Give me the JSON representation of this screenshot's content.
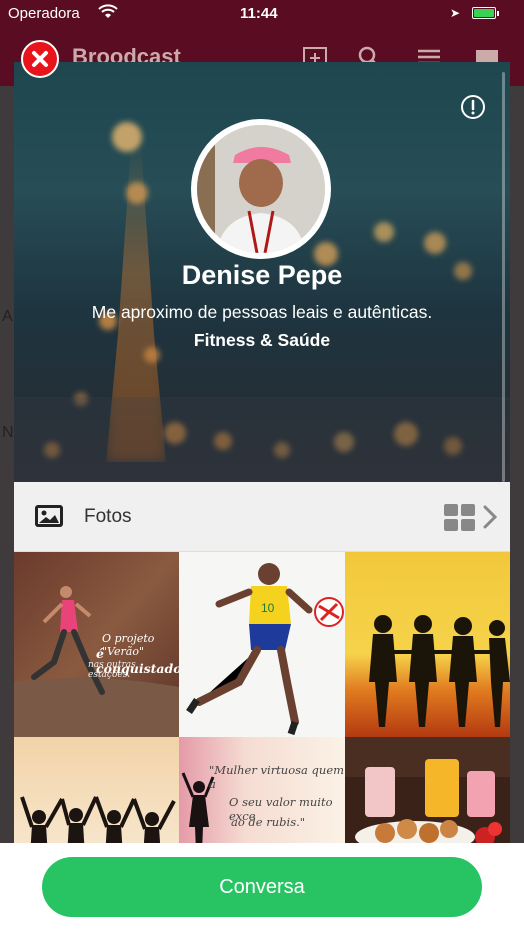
{
  "status_bar": {
    "carrier": "Operadora",
    "time": "11:44"
  },
  "app_bar": {
    "title": "Broodcast"
  },
  "profile": {
    "name": "Denise Pepe",
    "bio": "Me aproximo de pessoas leais e autênticas.",
    "category": "Fitness & Saúde"
  },
  "photos": {
    "label": "Fotos",
    "items": [
      {
        "caption_1": "O projeto \"Verão\"",
        "caption_2": "é conquistado",
        "caption_3": "nas outras estações."
      },
      {
        "caption_1": "",
        "caption_2": "",
        "caption_3": ""
      },
      {
        "caption_1": "",
        "caption_2": "",
        "caption_3": ""
      },
      {
        "caption_1": "",
        "caption_2": "",
        "caption_3": ""
      },
      {
        "caption_1": "\"Mulher virtuosa quem a",
        "caption_2": "O seu valor muito exce",
        "caption_3": "ao de rubis.\""
      },
      {
        "caption_1": "",
        "caption_2": "",
        "caption_3": ""
      }
    ]
  },
  "footer": {
    "cta_label": "Conversa"
  },
  "colors": {
    "brand": "#5a0d22",
    "close": "#e8141c",
    "cta": "#28c464"
  }
}
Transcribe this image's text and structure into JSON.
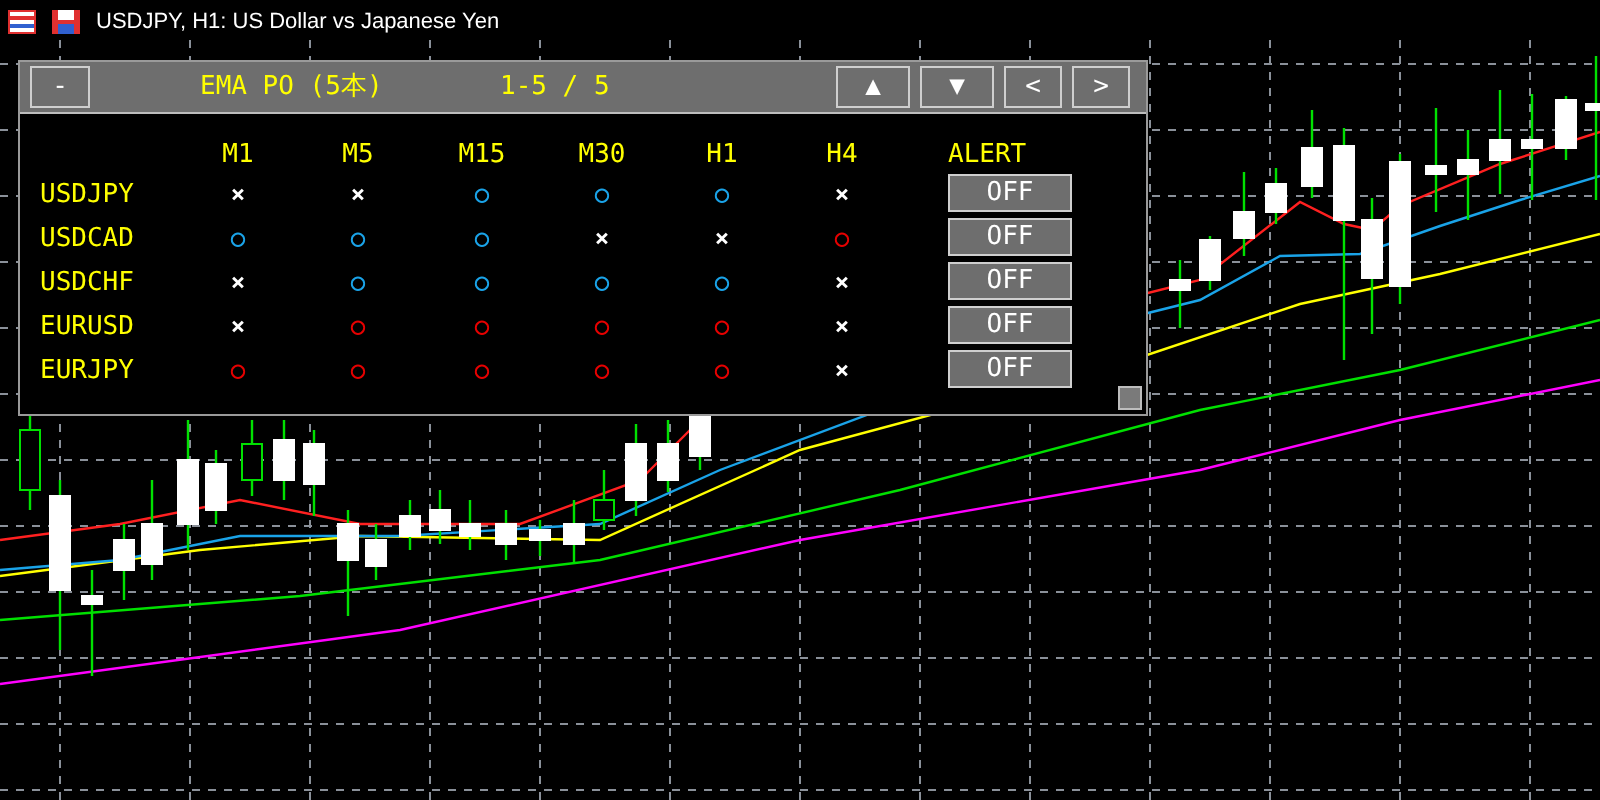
{
  "window": {
    "title": "USDJPY, H1:  US Dollar vs Japanese Yen"
  },
  "panel": {
    "minimize": "-",
    "title": "EMA PO (5本)",
    "page": "1-5 / 5",
    "nav": [
      "▲",
      "▼",
      "<",
      ">"
    ],
    "columns": [
      "M1",
      "M5",
      "M15",
      "M30",
      "H1",
      "H4",
      "ALERT"
    ],
    "rows": [
      {
        "pair": "USDJPY",
        "cells": [
          {
            "symbol": "×",
            "color": "#ffffff"
          },
          {
            "symbol": "×",
            "color": "#ffffff"
          },
          {
            "symbol": "○",
            "color": "#1aa3e8"
          },
          {
            "symbol": "○",
            "color": "#1aa3e8"
          },
          {
            "symbol": "○",
            "color": "#1aa3e8"
          },
          {
            "symbol": "×",
            "color": "#ffffff"
          }
        ],
        "alert": "OFF"
      },
      {
        "pair": "USDCAD",
        "cells": [
          {
            "symbol": "○",
            "color": "#1aa3e8"
          },
          {
            "symbol": "○",
            "color": "#1aa3e8"
          },
          {
            "symbol": "○",
            "color": "#1aa3e8"
          },
          {
            "symbol": "×",
            "color": "#ffffff"
          },
          {
            "symbol": "×",
            "color": "#ffffff"
          },
          {
            "symbol": "○",
            "color": "#e60000"
          }
        ],
        "alert": "OFF"
      },
      {
        "pair": "USDCHF",
        "cells": [
          {
            "symbol": "×",
            "color": "#ffffff"
          },
          {
            "symbol": "○",
            "color": "#1aa3e8"
          },
          {
            "symbol": "○",
            "color": "#1aa3e8"
          },
          {
            "symbol": "○",
            "color": "#1aa3e8"
          },
          {
            "symbol": "○",
            "color": "#1aa3e8"
          },
          {
            "symbol": "×",
            "color": "#ffffff"
          }
        ],
        "alert": "OFF"
      },
      {
        "pair": "EURUSD",
        "cells": [
          {
            "symbol": "×",
            "color": "#ffffff"
          },
          {
            "symbol": "○",
            "color": "#e60000"
          },
          {
            "symbol": "○",
            "color": "#e60000"
          },
          {
            "symbol": "○",
            "color": "#e60000"
          },
          {
            "symbol": "○",
            "color": "#e60000"
          },
          {
            "symbol": "×",
            "color": "#ffffff"
          }
        ],
        "alert": "OFF"
      },
      {
        "pair": "EURJPY",
        "cells": [
          {
            "symbol": "○",
            "color": "#e60000"
          },
          {
            "symbol": "○",
            "color": "#e60000"
          },
          {
            "symbol": "○",
            "color": "#e60000"
          },
          {
            "symbol": "○",
            "color": "#e60000"
          },
          {
            "symbol": "○",
            "color": "#e60000"
          },
          {
            "symbol": "×",
            "color": "#ffffff"
          }
        ],
        "alert": "OFF"
      }
    ]
  }
}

━━━━━━━━━━━━━━━━━━━━━━━━━━━━━━

▶ [Task prompt]
Find the lines containing "JSON" and list every one of them.

▶ [Exercise output]
Give me the JSON representation of this screenshot's content.
Transcribe this image's text and structure into JSON.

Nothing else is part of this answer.